Required task: Copy each line containing the word "legend" from the records that follow, please.

[Rows from a figure dataset]
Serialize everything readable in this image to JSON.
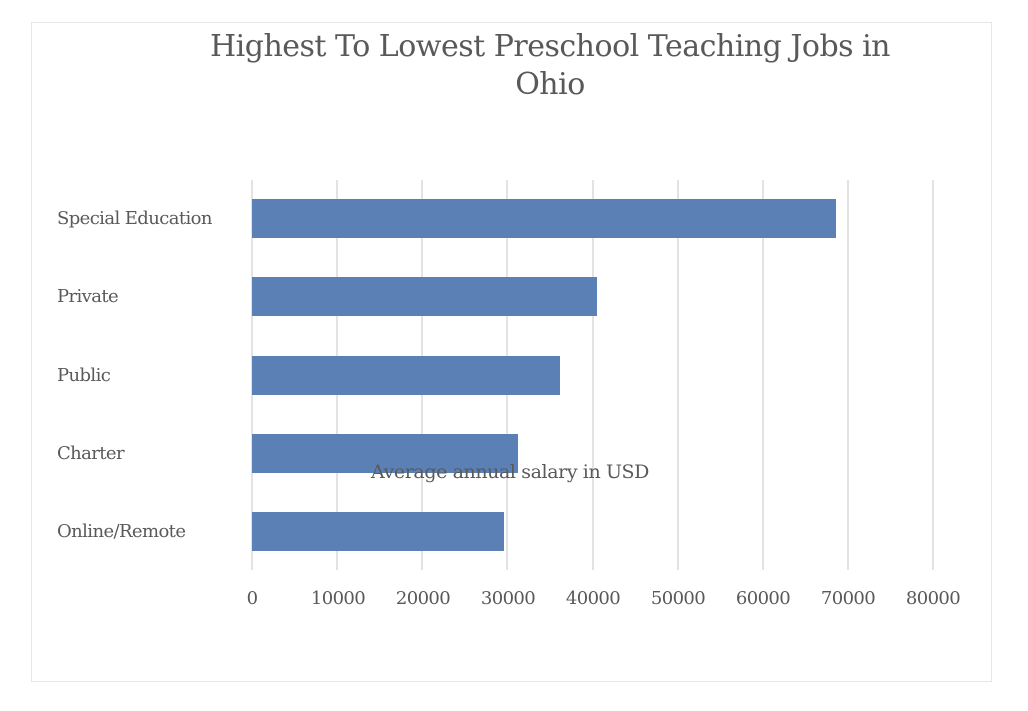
{
  "chart_data": {
    "type": "bar",
    "orientation": "horizontal",
    "title": "Highest To Lowest Preschool Teaching Jobs in Ohio",
    "title_lines": [
      "Highest To Lowest Preschool Teaching Jobs in",
      "Ohio"
    ],
    "xlabel": "Average annual salary in USD",
    "ylabel": "",
    "categories": [
      "Special Education",
      "Private",
      "Public",
      "Charter",
      "Online/Remote"
    ],
    "values": [
      68600,
      40500,
      36200,
      31300,
      29600
    ],
    "xlim": [
      0,
      80000
    ],
    "xticks": [
      "0",
      "10000",
      "20000",
      "30000",
      "40000",
      "50000",
      "60000",
      "70000",
      "80000"
    ],
    "grid": "vertical",
    "legend": "none",
    "bar_color": "#5a80b6",
    "grid_color": "#e3e3e3"
  }
}
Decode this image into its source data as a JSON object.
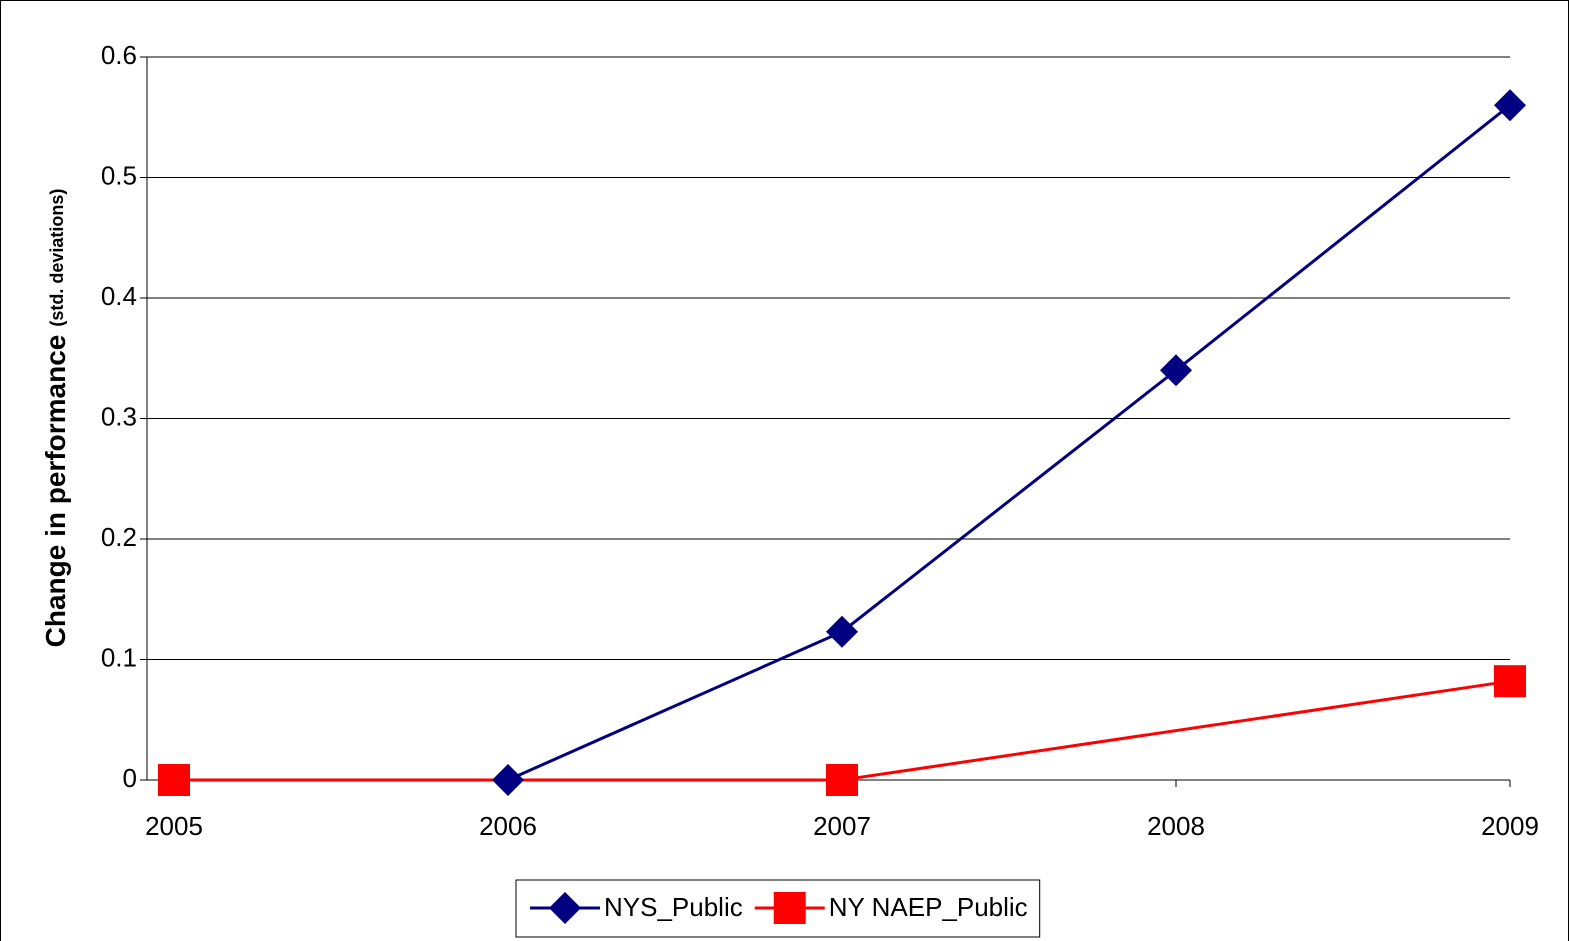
{
  "chart_data": {
    "type": "line",
    "y_label": "Change in performance",
    "y_label_unit": "(std. deviations)",
    "xlim": [
      2005,
      2009
    ],
    "xticks": [
      2005,
      2006,
      2007,
      2008,
      2009
    ],
    "ylim": [
      0,
      0.6
    ],
    "yticks": [
      0,
      0.1,
      0.2,
      0.3,
      0.4,
      0.5,
      0.6
    ],
    "grid": true,
    "legend": "bottom",
    "series": [
      {
        "name": "NYS_Public",
        "color": "#000080",
        "marker": "diamond",
        "x": [
          2006,
          2007,
          2008,
          2009
        ],
        "values": [
          0,
          0.123,
          0.34,
          0.56
        ]
      },
      {
        "name": "NY NAEP_Public",
        "color": "#ff0000",
        "marker": "square",
        "x": [
          2005,
          2007,
          2009
        ],
        "values": [
          0,
          0,
          0.082
        ]
      }
    ]
  }
}
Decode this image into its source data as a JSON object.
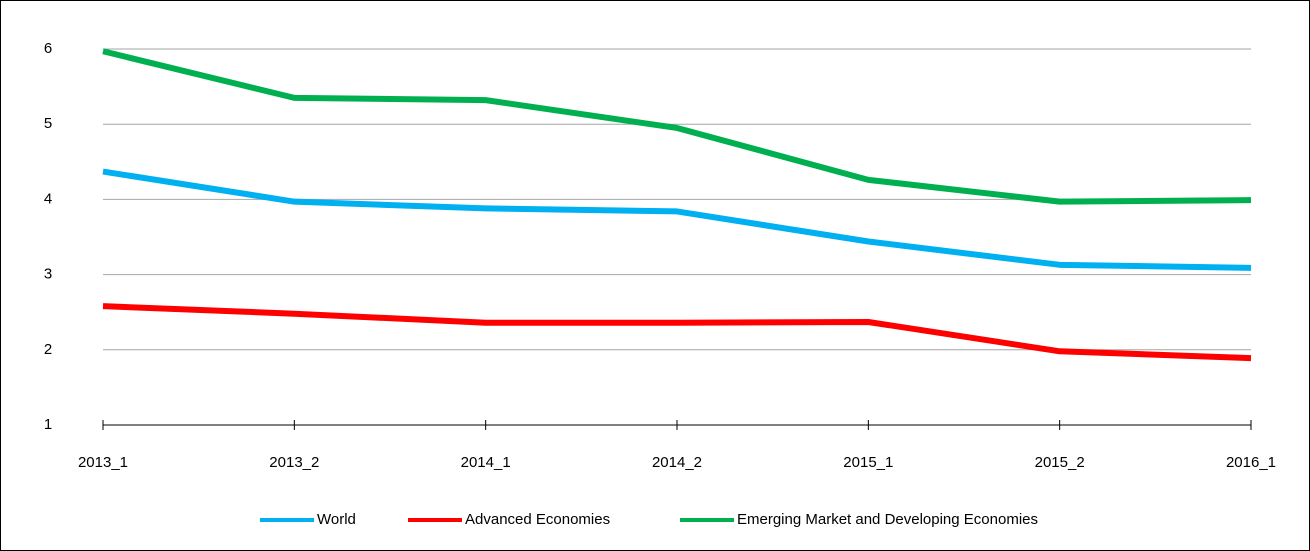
{
  "chart_data": {
    "type": "line",
    "categories": [
      "2013_1",
      "2013_2",
      "2014_1",
      "2014_2",
      "2015_1",
      "2015_2",
      "2016_1"
    ],
    "series": [
      {
        "name": "World",
        "color": "#00b0f0",
        "values": [
          4.37,
          3.97,
          3.88,
          3.84,
          3.44,
          3.13,
          3.09
        ]
      },
      {
        "name": "Advanced Economies",
        "color": "#ff0000",
        "values": [
          2.58,
          2.48,
          2.36,
          2.36,
          2.37,
          1.98,
          1.89
        ]
      },
      {
        "name": "Emerging Market and Developing Economies",
        "color": "#00b050",
        "values": [
          5.97,
          5.35,
          5.32,
          4.95,
          4.26,
          3.97,
          3.99
        ]
      }
    ],
    "ylim": [
      1,
      6
    ],
    "yticks": [
      1,
      2,
      3,
      4,
      5,
      6
    ],
    "grid": true,
    "legend": "bottom"
  }
}
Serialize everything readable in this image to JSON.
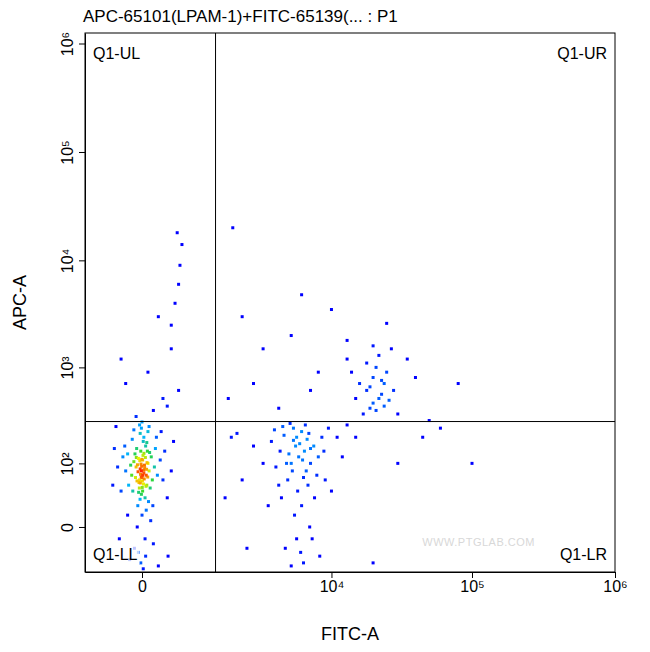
{
  "chart_data": {
    "type": "scatter",
    "title": "APC-65101(LPAM-1)+FITC-65139(... : P1",
    "x_label": "FITC-A",
    "y_label": "APC-A",
    "log": true,
    "marker": "dot",
    "xlim": [
      -750,
      1000000
    ],
    "ylim": [
      -56,
      1250000
    ],
    "xticks": [
      0,
      {
        "value": 10000,
        "label": "10⁴"
      },
      {
        "value": 100000,
        "label": "10⁵"
      },
      {
        "value": 1000000,
        "label": "10⁶"
      }
    ],
    "yticks": [
      0,
      {
        "value": 100,
        "label": "10²"
      },
      {
        "value": 1000,
        "label": "10³"
      },
      {
        "value": 10000,
        "label": "10⁴"
      },
      {
        "value": 100000,
        "label": "10⁵"
      },
      {
        "value": 1000000,
        "label": "10⁶"
      }
    ],
    "quadrant_gates": {
      "x": 1130,
      "y": 293
    },
    "quadrant_labels": [
      "Q1-UL",
      "Q1-UR",
      "Q1-LL",
      "Q1-LR"
    ],
    "watermark": "WWW.PTGLAB.COM",
    "x": [
      -20,
      15,
      40,
      -50,
      5,
      60,
      -80,
      25,
      -10,
      80,
      -35,
      50,
      0,
      -60,
      30,
      -15,
      70,
      -90,
      10,
      45,
      -25,
      20,
      -70,
      90,
      -5,
      35,
      -45,
      55,
      -100,
      15,
      -30,
      65,
      0,
      -55,
      40,
      -120,
      110,
      -15,
      25,
      -40,
      75,
      -65,
      30,
      -10,
      95,
      -130,
      120,
      -5,
      50,
      -85,
      140,
      -150,
      10,
      -20,
      60,
      -110,
      100,
      -160,
      170,
      0,
      -200,
      200,
      -180,
      220,
      -240,
      250,
      -70,
      130,
      -30,
      35,
      5,
      -5,
      12,
      -12,
      22,
      -22,
      8,
      -8,
      18,
      -18,
      28,
      -28,
      3,
      -3,
      33,
      -33,
      42,
      -42,
      6,
      -6,
      14,
      -14,
      2,
      -2,
      38,
      -38,
      16,
      -16,
      48,
      -48,
      300,
      -280,
      260,
      -220,
      180,
      -300,
      330,
      -260,
      150,
      -130,
      -50,
      100,
      200,
      -150,
      300,
      150,
      50,
      250,
      400,
      -200,
      350,
      400,
      420,
      450,
      380,
      300,
      4000,
      5000,
      6000,
      7000,
      5500,
      4500,
      6500,
      8000,
      3500,
      5200,
      6200,
      7500,
      4800,
      5800,
      6800,
      3800,
      9000,
      5300,
      6100,
      4300,
      7200,
      5600,
      6600,
      4100,
      8500,
      5000,
      6400,
      7800,
      3300,
      5400,
      6000,
      4700,
      5900,
      7000,
      4400,
      6300,
      5100,
      8200,
      3700,
      6700,
      5700,
      4900,
      6900,
      5200,
      7400,
      4600,
      6200,
      5500,
      8800,
      4200,
      9500,
      3000,
      10000,
      2500,
      11000,
      2200,
      12000,
      2000,
      13000,
      1800,
      18000,
      20000,
      22000,
      19000,
      24000,
      21000,
      17000,
      23000,
      25000,
      20000,
      16000,
      22000,
      19000,
      26000,
      21000,
      18000,
      23000,
      15000,
      20000,
      24000,
      28000,
      14000,
      30000,
      13000,
      27000,
      1500,
      2000,
      3000,
      5000,
      8000,
      10000,
      13000,
      7000,
      4000,
      25000,
      40000,
      50000,
      60000,
      80000,
      45000,
      30000,
      20000,
      1400,
      1600,
      2500,
      35000,
      15000,
      100000,
      6000,
      1650
    ],
    "values": [
      60,
      75,
      50,
      90,
      110,
      80,
      40,
      30,
      140,
      120,
      20,
      100,
      65,
      130,
      160,
      85,
      45,
      70,
      180,
      140,
      55,
      95,
      105,
      60,
      35,
      70,
      150,
      25,
      95,
      200,
      115,
      135,
      10,
      65,
      175,
      50,
      90,
      220,
      -10,
      0,
      5,
      -20,
      -30,
      -40,
      20,
      130,
      150,
      250,
      230,
      190,
      70,
      80,
      -50,
      270,
      260,
      -35,
      -15,
      160,
      110,
      290,
      40,
      60,
      120,
      140,
      90,
      30,
      240,
      200,
      -25,
      15,
      40,
      80,
      52,
      72,
      88,
      45,
      125,
      98,
      62,
      108,
      118,
      38,
      58,
      92,
      48,
      78,
      102,
      58,
      70,
      66,
      82,
      54,
      46,
      112,
      84,
      96,
      132,
      28,
      66,
      118,
      80,
      150,
      -30,
      -10,
      230,
      50,
      180,
      260,
      -45,
      10,
      330,
      380,
      500,
      700,
      1500,
      3000,
      900,
      420,
      600,
      1200,
      4000,
      6000,
      9000,
      14000,
      18000,
      2500,
      50,
      100,
      20,
      150,
      200,
      -20,
      80,
      120,
      180,
      250,
      -40,
      30,
      130,
      170,
      220,
      90,
      60,
      10,
      110,
      260,
      -10,
      40,
      190,
      140,
      200,
      -45,
      270,
      70,
      20,
      160,
      230,
      60,
      -25,
      100,
      210,
      140,
      80,
      -30,
      240,
      50,
      120,
      280,
      0,
      185,
      160,
      100,
      65,
      -10,
      140,
      30,
      250,
      100,
      40,
      160,
      200,
      -20,
      120,
      60,
      270,
      220,
      600,
      800,
      500,
      400,
      700,
      1000,
      350,
      550,
      900,
      450,
      700,
      1300,
      650,
      480,
      380,
      1100,
      750,
      500,
      1600,
      420,
      600,
      900,
      350,
      1200,
      1500,
      500,
      3000,
      1500,
      2000,
      900,
      3500,
      1800,
      600,
      400,
      2600,
      800,
      300,
      250,
      700,
      200,
      100,
      -40,
      30,
      200,
      700,
      1200,
      200,
      100,
      4800,
      20000
    ]
  }
}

Result of the task:
    "legend": "none",
    "legend": "bottom",
    "legend": "bottom"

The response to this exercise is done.